## BEGIN Dataset excerpts
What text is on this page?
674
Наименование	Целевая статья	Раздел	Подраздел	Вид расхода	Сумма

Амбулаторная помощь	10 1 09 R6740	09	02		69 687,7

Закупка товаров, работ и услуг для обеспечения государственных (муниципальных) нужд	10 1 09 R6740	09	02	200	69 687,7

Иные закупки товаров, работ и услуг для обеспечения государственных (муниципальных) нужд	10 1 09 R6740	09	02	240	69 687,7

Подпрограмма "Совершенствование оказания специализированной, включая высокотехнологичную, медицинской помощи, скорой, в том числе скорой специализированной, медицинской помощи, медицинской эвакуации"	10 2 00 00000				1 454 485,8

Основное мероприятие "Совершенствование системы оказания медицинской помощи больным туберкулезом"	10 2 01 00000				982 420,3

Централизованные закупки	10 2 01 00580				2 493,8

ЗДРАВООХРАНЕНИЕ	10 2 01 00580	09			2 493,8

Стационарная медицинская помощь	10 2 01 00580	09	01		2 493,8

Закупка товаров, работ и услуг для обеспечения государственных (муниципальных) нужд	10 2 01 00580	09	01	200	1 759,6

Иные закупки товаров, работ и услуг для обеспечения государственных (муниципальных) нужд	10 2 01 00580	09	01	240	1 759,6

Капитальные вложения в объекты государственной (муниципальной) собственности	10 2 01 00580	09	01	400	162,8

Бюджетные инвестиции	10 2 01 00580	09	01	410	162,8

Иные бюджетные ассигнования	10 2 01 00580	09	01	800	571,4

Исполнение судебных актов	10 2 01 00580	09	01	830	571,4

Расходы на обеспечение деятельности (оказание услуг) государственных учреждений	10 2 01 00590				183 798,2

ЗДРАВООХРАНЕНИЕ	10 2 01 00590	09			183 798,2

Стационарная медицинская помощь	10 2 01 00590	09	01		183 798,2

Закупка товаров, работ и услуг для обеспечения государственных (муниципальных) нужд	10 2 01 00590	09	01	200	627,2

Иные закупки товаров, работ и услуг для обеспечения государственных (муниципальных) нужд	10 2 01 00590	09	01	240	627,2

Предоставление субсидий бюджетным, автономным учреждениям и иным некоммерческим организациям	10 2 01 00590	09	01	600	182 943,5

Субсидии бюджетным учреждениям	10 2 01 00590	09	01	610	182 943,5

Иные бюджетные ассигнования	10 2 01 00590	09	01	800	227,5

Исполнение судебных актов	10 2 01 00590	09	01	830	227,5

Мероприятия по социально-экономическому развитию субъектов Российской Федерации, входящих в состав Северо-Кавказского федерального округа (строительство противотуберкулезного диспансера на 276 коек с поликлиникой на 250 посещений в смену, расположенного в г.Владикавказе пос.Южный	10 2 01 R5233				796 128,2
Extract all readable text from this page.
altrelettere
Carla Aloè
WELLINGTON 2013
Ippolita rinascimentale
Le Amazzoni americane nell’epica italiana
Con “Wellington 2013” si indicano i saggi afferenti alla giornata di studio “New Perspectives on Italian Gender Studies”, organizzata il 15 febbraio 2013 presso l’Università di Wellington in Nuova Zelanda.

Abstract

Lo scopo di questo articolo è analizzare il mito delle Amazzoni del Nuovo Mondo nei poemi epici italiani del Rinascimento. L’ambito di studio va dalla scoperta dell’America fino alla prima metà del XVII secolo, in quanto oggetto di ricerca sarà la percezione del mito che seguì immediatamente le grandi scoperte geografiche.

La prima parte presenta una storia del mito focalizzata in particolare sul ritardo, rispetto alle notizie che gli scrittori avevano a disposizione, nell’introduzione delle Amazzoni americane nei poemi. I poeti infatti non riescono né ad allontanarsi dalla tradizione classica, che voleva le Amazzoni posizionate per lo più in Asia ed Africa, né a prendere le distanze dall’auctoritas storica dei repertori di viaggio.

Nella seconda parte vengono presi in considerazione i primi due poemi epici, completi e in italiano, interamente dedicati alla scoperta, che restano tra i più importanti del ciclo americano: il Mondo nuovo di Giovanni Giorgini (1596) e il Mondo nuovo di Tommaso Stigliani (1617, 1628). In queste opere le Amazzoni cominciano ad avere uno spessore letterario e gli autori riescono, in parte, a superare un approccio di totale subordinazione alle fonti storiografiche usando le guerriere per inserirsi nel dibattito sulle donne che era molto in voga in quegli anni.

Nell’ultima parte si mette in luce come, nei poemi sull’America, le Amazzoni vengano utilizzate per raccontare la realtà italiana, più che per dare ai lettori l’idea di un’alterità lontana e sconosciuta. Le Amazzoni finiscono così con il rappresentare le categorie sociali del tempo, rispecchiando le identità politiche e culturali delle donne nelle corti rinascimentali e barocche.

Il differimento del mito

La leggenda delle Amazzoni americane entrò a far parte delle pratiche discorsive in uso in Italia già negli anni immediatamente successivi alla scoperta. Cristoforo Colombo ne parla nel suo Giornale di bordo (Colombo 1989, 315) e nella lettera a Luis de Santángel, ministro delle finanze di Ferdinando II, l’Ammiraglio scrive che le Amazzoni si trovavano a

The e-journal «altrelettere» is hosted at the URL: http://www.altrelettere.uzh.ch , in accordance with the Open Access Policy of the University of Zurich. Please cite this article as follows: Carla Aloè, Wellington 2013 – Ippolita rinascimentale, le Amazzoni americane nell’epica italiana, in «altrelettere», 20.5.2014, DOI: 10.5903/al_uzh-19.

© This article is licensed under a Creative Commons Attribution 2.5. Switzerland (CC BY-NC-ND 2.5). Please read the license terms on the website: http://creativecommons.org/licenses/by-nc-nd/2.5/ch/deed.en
## END Dataset excerpts
- Stated task: Take the entries and copy them out exactly.

- Correct answer:
What text is on this page?
674
Наименование	Целевая статья	Раздел	Подраздел	Вид расхода	Сумма

Амбулаторная помощь	10 1 09 R6740	09	02		69 687,7

Закупка товаров, работ и услуг для обеспечения государственных (муниципальных) нужд	10 1 09 R6740	09	02	200	69 687,7

Иные закупки товаров, работ и услуг для обеспечения государственных (муниципальных) нужд	10 1 09 R6740	09	02	240	69 687,7

Подпрограмма "Совершенствование оказания специализированной, включая высокотехнологичную, медицинской помощи, скорой, в том числе скорой специализированной, медицинской помощи, медицинской эвакуации"	10 2 00 00000				1 454 485,8

Основное мероприятие "Совершенствование системы оказания медицинской помощи больным туберкулезом"	10 2 01 00000				982 420,3

Централизованные закупки	10 2 01 00580				2 493,8

ЗДРАВООХРАНЕНИЕ	10 2 01 00580	09			2 493,8

Стационарная медицинская помощь	10 2 01 00580	09	01		2 493,8

Закупка товаров, работ и услуг для обеспечения государственных (муниципальных) нужд	10 2 01 00580	09	01	200	1 759,6

Иные закупки товаров, работ и услуг для обеспечения государственных (муниципальных) нужд	10 2 01 00580	09	01	240	1 759,6

Капитальные вложения в объекты государственной (муниципальной) собственности	10 2 01 00580	09	01	400	162,8

Бюджетные инвестиции	10 2 01 00580	09	01	410	162,8

Иные бюджетные ассигнования	10 2 01 00580	09	01	800	571,4

Исполнение судебных актов	10 2 01 00580	09	01	830	571,4

Расходы на обеспечение деятельности (оказание услуг) государственных учреждений	10 2 01 00590				183 798,2

ЗДРАВООХРАНЕНИЕ	10 2 01 00590	09			183 798,2

Стационарная медицинская помощь	10 2 01 00590	09	01		183 798,2

Закупка товаров, работ и услуг для обеспечения государственных (муниципальных) нужд	10 2 01 00590	09	01	200	627,2

Иные закупки товаров, работ и услуг для обеспечения государственных (муниципальных) нужд	10 2 01 00590	09	01	240	627,2

Предоставление субсидий бюджетным, автономным учреждениям и иным некоммерческим организациям	10 2 01 00590	09	01	600	182 943,5

Субсидии бюджетным учреждениям	10 2 01 00590	09	01	610	182 943,5

Иные бюджетные ассигнования	10 2 01 00590	09	01	800	227,5

Исполнение судебных актов	10 2 01 00590	09	01	830	227,5

Мероприятия по социально-экономическому развитию субъектов Российской Федерации, входящих в состав Северо-Кавказского федерального округа (строительство противотуберкулезного диспансера на 276 коек с поликлиникой на 250 посещений в смену, расположенного в г.Владикавказе пос.Южный	10 2 01 R5233				796 128,2
Extract all readable text from this page.
altrelettere
Carla Aloè
WELLINGTON 2013
Ippolita rinascimentale
Le Amazzoni americane nell’epica italiana
Con “Wellington 2013” si indicano i saggi afferenti alla giornata di studio “New Perspectives on Italian Gender Studies”, organizzata il 15 febbraio 2013 presso l’Università di Wellington in Nuova Zelanda.

Abstract

Lo scopo di questo articolo è analizzare il mito delle Amazzoni del Nuovo Mondo nei poemi epici italiani del Rinascimento. L’ambito di studio va dalla scoperta dell’America fino alla prima metà del XVII secolo, in quanto oggetto di ricerca sarà la percezione del mito che seguì immediatamente le grandi scoperte geografiche.

La prima parte presenta una storia del mito focalizzata in particolare sul ritardo, rispetto alle notizie che gli scrittori avevano a disposizione, nell’introduzione delle Amazzoni americane nei poemi. I poeti infatti non riescono né ad allontanarsi dalla tradizione classica, che voleva le Amazzoni posizionate per lo più in Asia ed Africa, né a prendere le distanze dall’auctoritas storica dei repertori di viaggio.

Nella seconda parte vengono presi in considerazione i primi due poemi epici, completi e in italiano, interamente dedicati alla scoperta, che restano tra i più importanti del ciclo americano: il Mondo nuovo di Giovanni Giorgini (1596) e il Mondo nuovo di Tommaso Stigliani (1617, 1628). In queste opere le Amazzoni cominciano ad avere uno spessore letterario e gli autori riescono, in parte, a superare un approccio di totale subordinazione alle fonti storiografiche usando le guerriere per inserirsi nel dibattito sulle donne che era molto in voga in quegli anni.

Nell’ultima parte si mette in luce come, nei poemi sull’America, le Amazzoni vengano utilizzate per raccontare la realtà italiana, più che per dare ai lettori l’idea di un’alterità lontana e sconosciuta. Le Amazzoni finiscono così con il rappresentare le categorie sociali del tempo, rispecchiando le identità politiche e culturali delle donne nelle corti rinascimentali e barocche.

Il differimento del mito

La leggenda delle Amazzoni americane entrò a far parte delle pratiche discorsive in uso in Italia già negli anni immediatamente successivi alla scoperta. Cristoforo Colombo ne parla nel suo Giornale di bordo (Colombo 1989, 315) e nella lettera a Luis de Santángel, ministro delle finanze di Ferdinando II, l’Ammiraglio scrive che le Amazzoni si trovavano a

The e-journal «altrelettere» is hosted at the URL: http://www.altrelettere.uzh.ch , in accordance with the Open Access Policy of the University of Zurich. Please cite this article as follows: Carla Aloè, Wellington 2013 – Ippolita rinascimentale, le Amazzoni americane nell’epica italiana, in «altrelettere», 20.5.2014, DOI: 10.5903/al_uzh-19.

© This article is licensed under a Creative Commons Attribution 2.5. Switzerland (CC BY-NC-ND 2.5). Please read the license terms on the website: http://creativecommons.org/licenses/by-nc-nd/2.5/ch/deed.en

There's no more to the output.